§ **WRITTEN INSTRUCTION**
Pull out from the material below all lines with "title".

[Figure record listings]
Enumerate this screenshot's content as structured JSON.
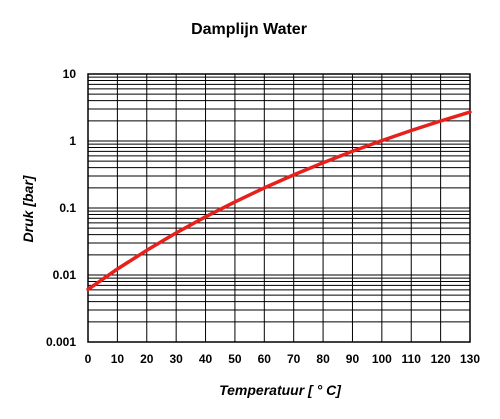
{
  "chart_data": {
    "type": "line",
    "title": "Damplijn Water",
    "xlabel": "Temperatuur [ ° C]",
    "ylabel": "Druk [bar]",
    "xlim": [
      0,
      130
    ],
    "ylim": [
      0.001,
      10
    ],
    "y_scale": "log",
    "grid": true,
    "x_ticks": [
      "0",
      "10",
      "20",
      "30",
      "40",
      "50",
      "60",
      "70",
      "80",
      "90",
      "100",
      "110",
      "120",
      "130"
    ],
    "y_ticks": [
      "10",
      "1",
      "0.1",
      "0.01",
      "0.001"
    ],
    "series": [
      {
        "color": "#e8201c",
        "x": [
          0,
          10,
          20,
          30,
          40,
          50,
          60,
          70,
          80,
          90,
          100,
          110,
          120,
          130
        ],
        "y": [
          0.0061,
          0.0123,
          0.0234,
          0.0425,
          0.0738,
          0.1235,
          0.1995,
          0.312,
          0.474,
          0.702,
          1.0135,
          1.433,
          1.987,
          2.7
        ]
      }
    ]
  }
}
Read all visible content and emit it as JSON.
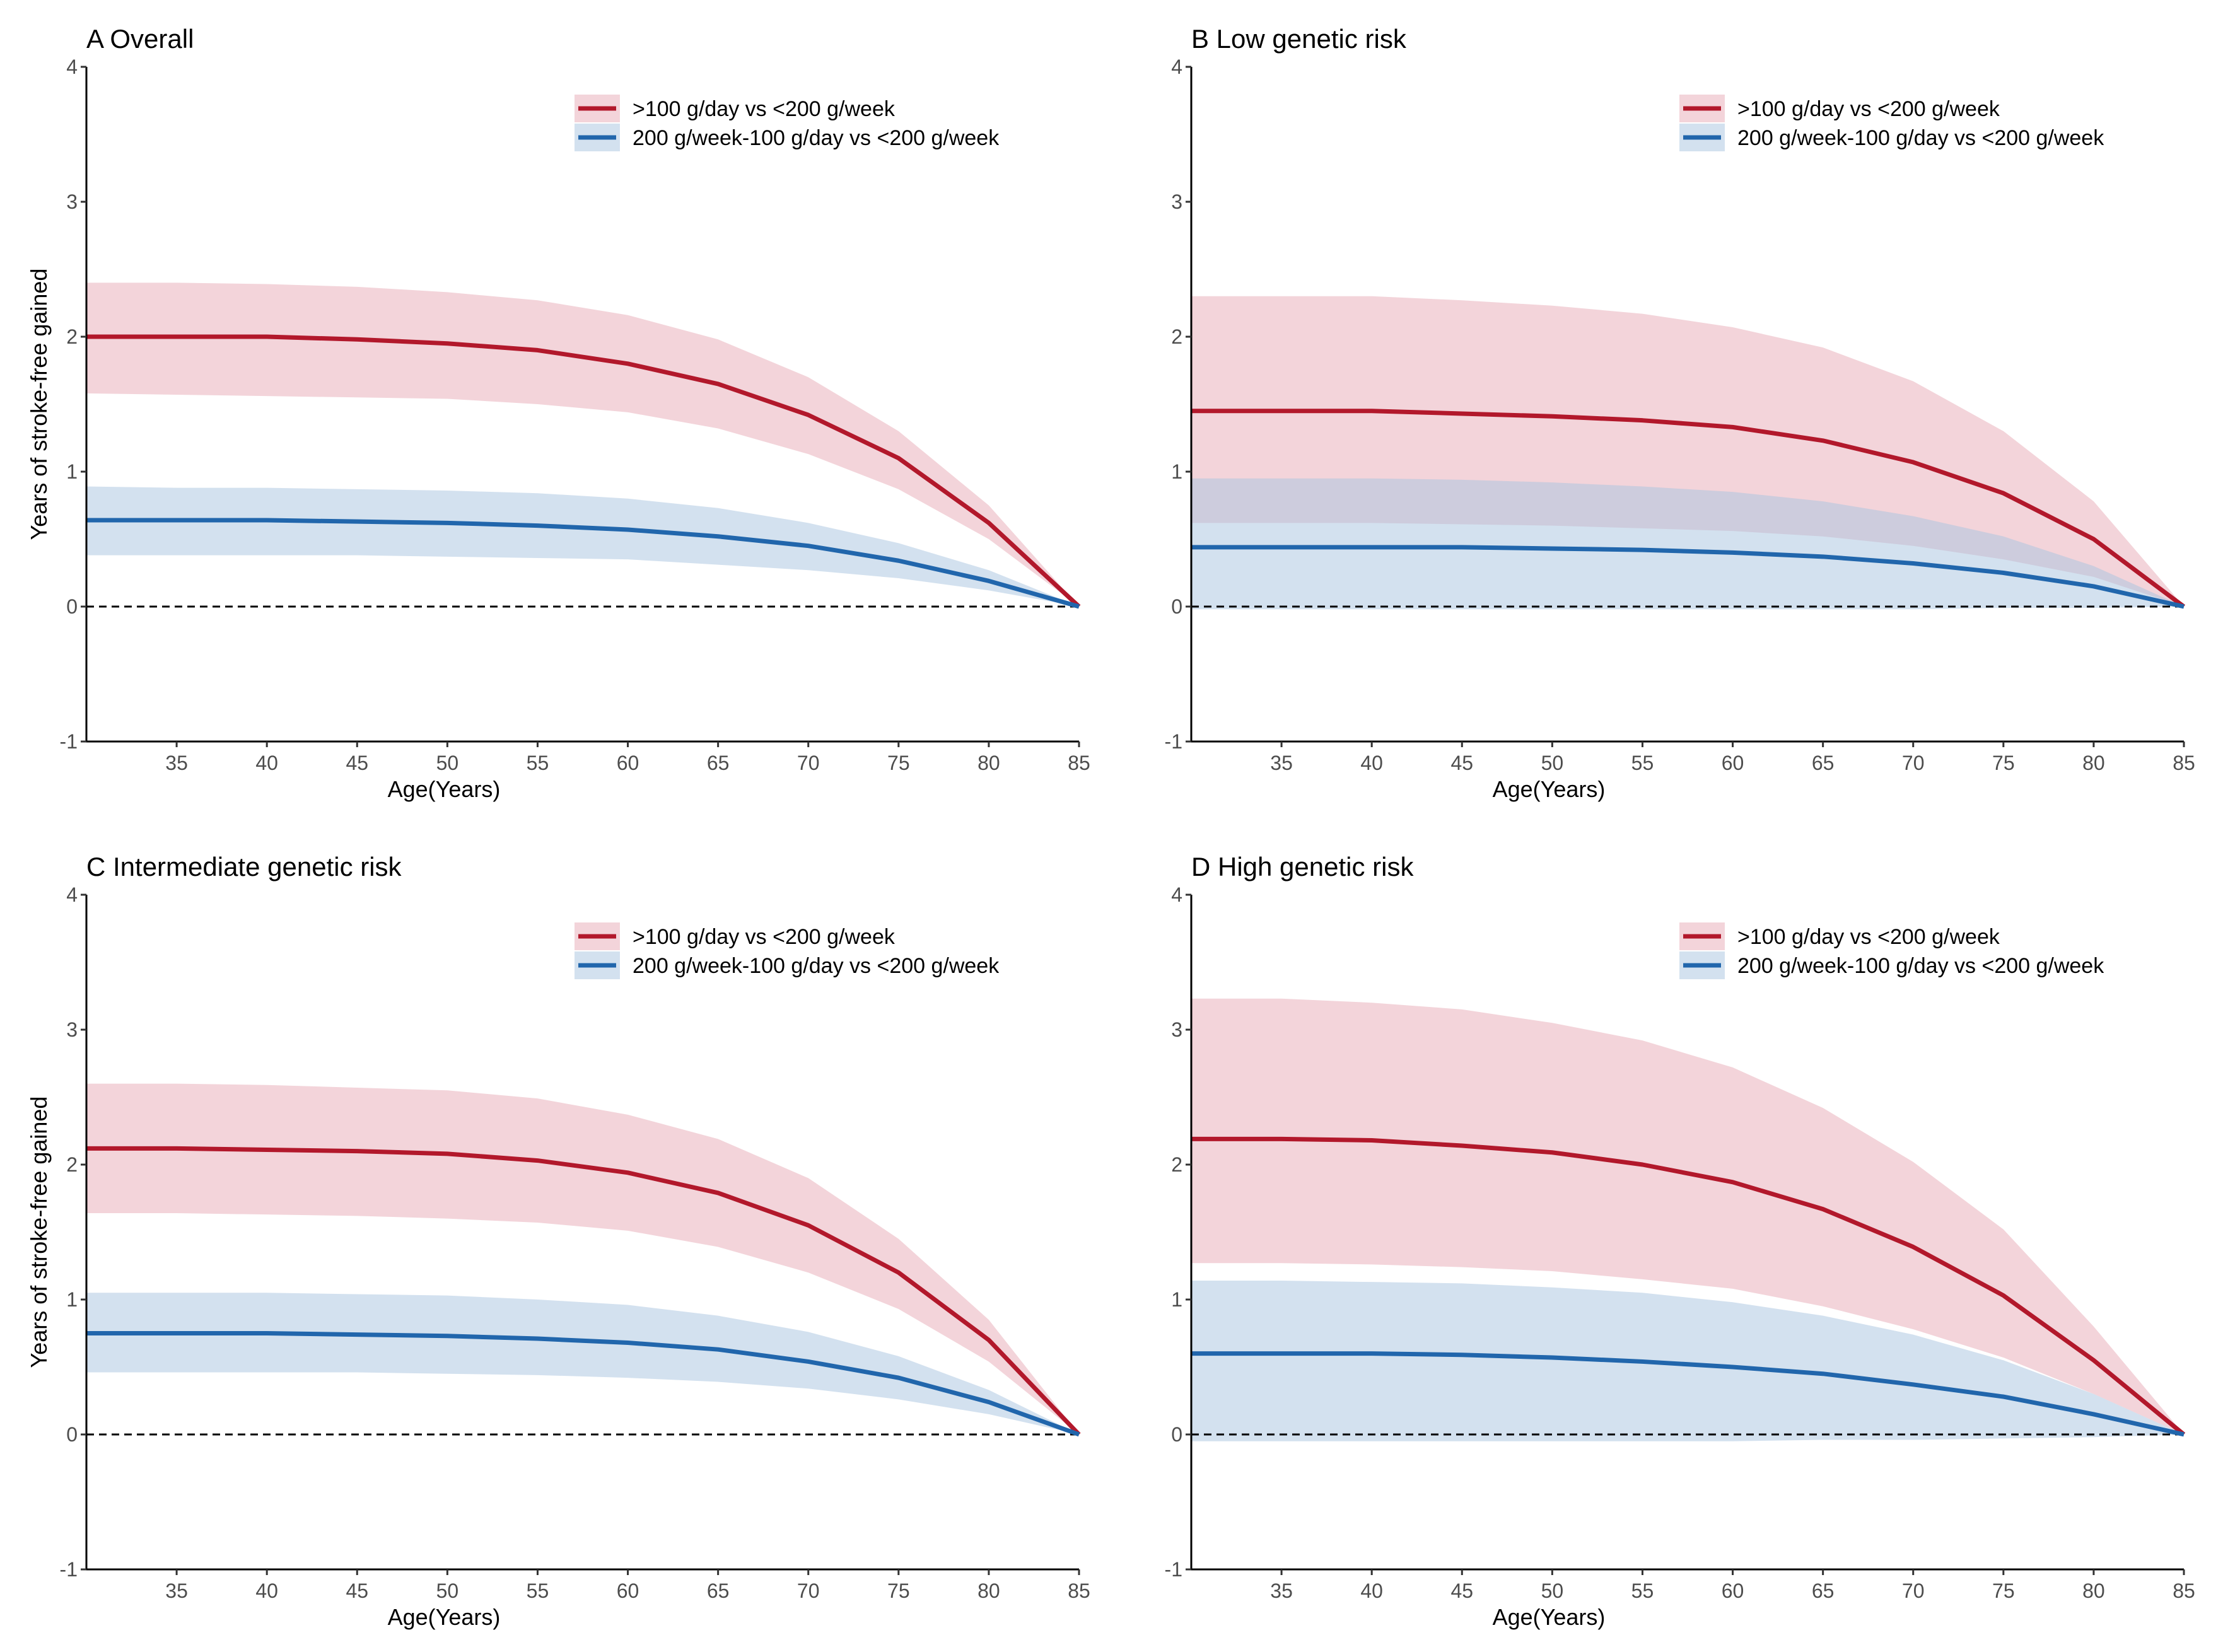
{
  "colors": {
    "red": "#b2182b",
    "red_fill": "#e7a9b6",
    "blue": "#2166ac",
    "blue_fill": "#a7c3df"
  },
  "chart_data": [
    {
      "type": "line",
      "title": "A Overall",
      "xlabel": "Age(Years)",
      "ylabel": "Years of stroke-free gained",
      "xlim": [
        30,
        85
      ],
      "ylim": [
        -1,
        4
      ],
      "xticks": [
        35,
        40,
        45,
        50,
        55,
        60,
        65,
        70,
        75,
        80,
        85
      ],
      "yticks": [
        -1,
        0,
        1,
        2,
        3,
        4
      ],
      "reference_line": 0,
      "legend_position": "top-right",
      "x": [
        30,
        35,
        40,
        45,
        50,
        55,
        60,
        65,
        70,
        75,
        80,
        85
      ],
      "series": [
        {
          "name": ">100 g/day vs <200 g/week",
          "color": "red",
          "values": [
            2.0,
            2.0,
            2.0,
            1.98,
            1.95,
            1.9,
            1.8,
            1.65,
            1.42,
            1.1,
            0.62,
            0
          ],
          "lower": [
            1.58,
            1.57,
            1.56,
            1.55,
            1.54,
            1.5,
            1.44,
            1.32,
            1.13,
            0.87,
            0.5,
            0
          ],
          "upper": [
            2.4,
            2.4,
            2.39,
            2.37,
            2.33,
            2.27,
            2.16,
            1.98,
            1.7,
            1.3,
            0.75,
            0
          ]
        },
        {
          "name": "200 g/week-100 g/day vs <200 g/week",
          "color": "blue",
          "values": [
            0.64,
            0.64,
            0.64,
            0.63,
            0.62,
            0.6,
            0.57,
            0.52,
            0.45,
            0.34,
            0.19,
            0
          ],
          "lower": [
            0.38,
            0.38,
            0.38,
            0.38,
            0.37,
            0.36,
            0.35,
            0.31,
            0.27,
            0.21,
            0.12,
            0
          ],
          "upper": [
            0.89,
            0.88,
            0.88,
            0.87,
            0.86,
            0.84,
            0.8,
            0.73,
            0.62,
            0.47,
            0.27,
            0
          ]
        }
      ]
    },
    {
      "type": "line",
      "title": "B Low genetic risk",
      "xlabel": "Age(Years)",
      "ylabel": "",
      "xlim": [
        30,
        85
      ],
      "ylim": [
        -1,
        4
      ],
      "xticks": [
        35,
        40,
        45,
        50,
        55,
        60,
        65,
        70,
        75,
        80,
        85
      ],
      "yticks": [
        -1,
        0,
        1,
        2,
        3,
        4
      ],
      "reference_line": 0,
      "legend_position": "top-right",
      "x": [
        30,
        35,
        40,
        45,
        50,
        55,
        60,
        65,
        70,
        75,
        80,
        85
      ],
      "series": [
        {
          "name": ">100 g/day vs <200 g/week",
          "color": "red",
          "values": [
            1.45,
            1.45,
            1.45,
            1.43,
            1.41,
            1.38,
            1.33,
            1.23,
            1.07,
            0.84,
            0.5,
            0
          ],
          "lower": [
            0.62,
            0.62,
            0.62,
            0.61,
            0.6,
            0.58,
            0.56,
            0.52,
            0.45,
            0.35,
            0.22,
            0
          ],
          "upper": [
            2.3,
            2.3,
            2.3,
            2.27,
            2.23,
            2.17,
            2.07,
            1.92,
            1.67,
            1.3,
            0.78,
            0
          ]
        },
        {
          "name": "200 g/week-100 g/day vs <200 g/week",
          "color": "blue",
          "values": [
            0.44,
            0.44,
            0.44,
            0.44,
            0.43,
            0.42,
            0.4,
            0.37,
            0.32,
            0.25,
            0.15,
            0
          ],
          "lower": [
            -0.02,
            -0.02,
            -0.02,
            -0.02,
            -0.02,
            -0.02,
            -0.02,
            -0.02,
            -0.02,
            -0.01,
            -0.01,
            0
          ],
          "upper": [
            0.95,
            0.95,
            0.95,
            0.94,
            0.92,
            0.89,
            0.85,
            0.78,
            0.67,
            0.52,
            0.3,
            0
          ]
        }
      ]
    },
    {
      "type": "line",
      "title": "C Intermediate genetic risk",
      "xlabel": "Age(Years)",
      "ylabel": "Years of stroke-free gained",
      "xlim": [
        30,
        85
      ],
      "ylim": [
        -1,
        4
      ],
      "xticks": [
        35,
        40,
        45,
        50,
        55,
        60,
        65,
        70,
        75,
        80,
        85
      ],
      "yticks": [
        -1,
        0,
        1,
        2,
        3,
        4
      ],
      "reference_line": 0,
      "legend_position": "top-right",
      "x": [
        30,
        35,
        40,
        45,
        50,
        55,
        60,
        65,
        70,
        75,
        80,
        85
      ],
      "series": [
        {
          "name": ">100 g/day vs <200 g/week",
          "color": "red",
          "values": [
            2.12,
            2.12,
            2.11,
            2.1,
            2.08,
            2.03,
            1.94,
            1.79,
            1.55,
            1.2,
            0.7,
            0
          ],
          "lower": [
            1.64,
            1.64,
            1.63,
            1.62,
            1.6,
            1.57,
            1.51,
            1.39,
            1.2,
            0.93,
            0.54,
            0
          ],
          "upper": [
            2.6,
            2.6,
            2.59,
            2.57,
            2.55,
            2.49,
            2.37,
            2.19,
            1.9,
            1.45,
            0.85,
            0
          ]
        },
        {
          "name": "200 g/week-100 g/day vs <200 g/week",
          "color": "blue",
          "values": [
            0.75,
            0.75,
            0.75,
            0.74,
            0.73,
            0.71,
            0.68,
            0.63,
            0.54,
            0.42,
            0.24,
            0
          ],
          "lower": [
            0.46,
            0.46,
            0.46,
            0.46,
            0.45,
            0.44,
            0.42,
            0.39,
            0.34,
            0.26,
            0.15,
            0
          ],
          "upper": [
            1.05,
            1.05,
            1.05,
            1.04,
            1.03,
            1.0,
            0.96,
            0.88,
            0.76,
            0.58,
            0.33,
            0
          ]
        }
      ]
    },
    {
      "type": "line",
      "title": "D High genetic risk",
      "xlabel": "Age(Years)",
      "ylabel": "",
      "xlim": [
        30,
        85
      ],
      "ylim": [
        -1,
        4
      ],
      "xticks": [
        35,
        40,
        45,
        50,
        55,
        60,
        65,
        70,
        75,
        80,
        85
      ],
      "yticks": [
        -1,
        0,
        1,
        2,
        3,
        4
      ],
      "reference_line": 0,
      "legend_position": "top-right",
      "x": [
        30,
        35,
        40,
        45,
        50,
        55,
        60,
        65,
        70,
        75,
        80,
        85
      ],
      "series": [
        {
          "name": ">100 g/day vs <200 g/week",
          "color": "red",
          "values": [
            2.19,
            2.19,
            2.18,
            2.14,
            2.09,
            2.0,
            1.87,
            1.67,
            1.39,
            1.03,
            0.55,
            0
          ],
          "lower": [
            1.27,
            1.27,
            1.26,
            1.24,
            1.21,
            1.15,
            1.08,
            0.95,
            0.78,
            0.57,
            0.3,
            0
          ],
          "upper": [
            3.23,
            3.23,
            3.2,
            3.15,
            3.05,
            2.92,
            2.72,
            2.42,
            2.02,
            1.52,
            0.8,
            0
          ]
        },
        {
          "name": "200 g/week-100 g/day vs <200 g/week",
          "color": "blue",
          "values": [
            0.6,
            0.6,
            0.6,
            0.59,
            0.57,
            0.54,
            0.5,
            0.45,
            0.37,
            0.28,
            0.15,
            0
          ],
          "lower": [
            -0.05,
            -0.05,
            -0.05,
            -0.05,
            -0.05,
            -0.05,
            -0.05,
            -0.04,
            -0.04,
            -0.03,
            -0.02,
            0
          ],
          "upper": [
            1.14,
            1.14,
            1.13,
            1.12,
            1.09,
            1.05,
            0.98,
            0.88,
            0.74,
            0.55,
            0.3,
            0
          ]
        }
      ]
    }
  ]
}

§ **FINAL RESULT**
    "title": "Damplijn Water",
      "title": "A Overall",
      "title": "B Low genetic risk",
      "title": "C Intermediate genetic risk",
      "title": "D High genetic risk",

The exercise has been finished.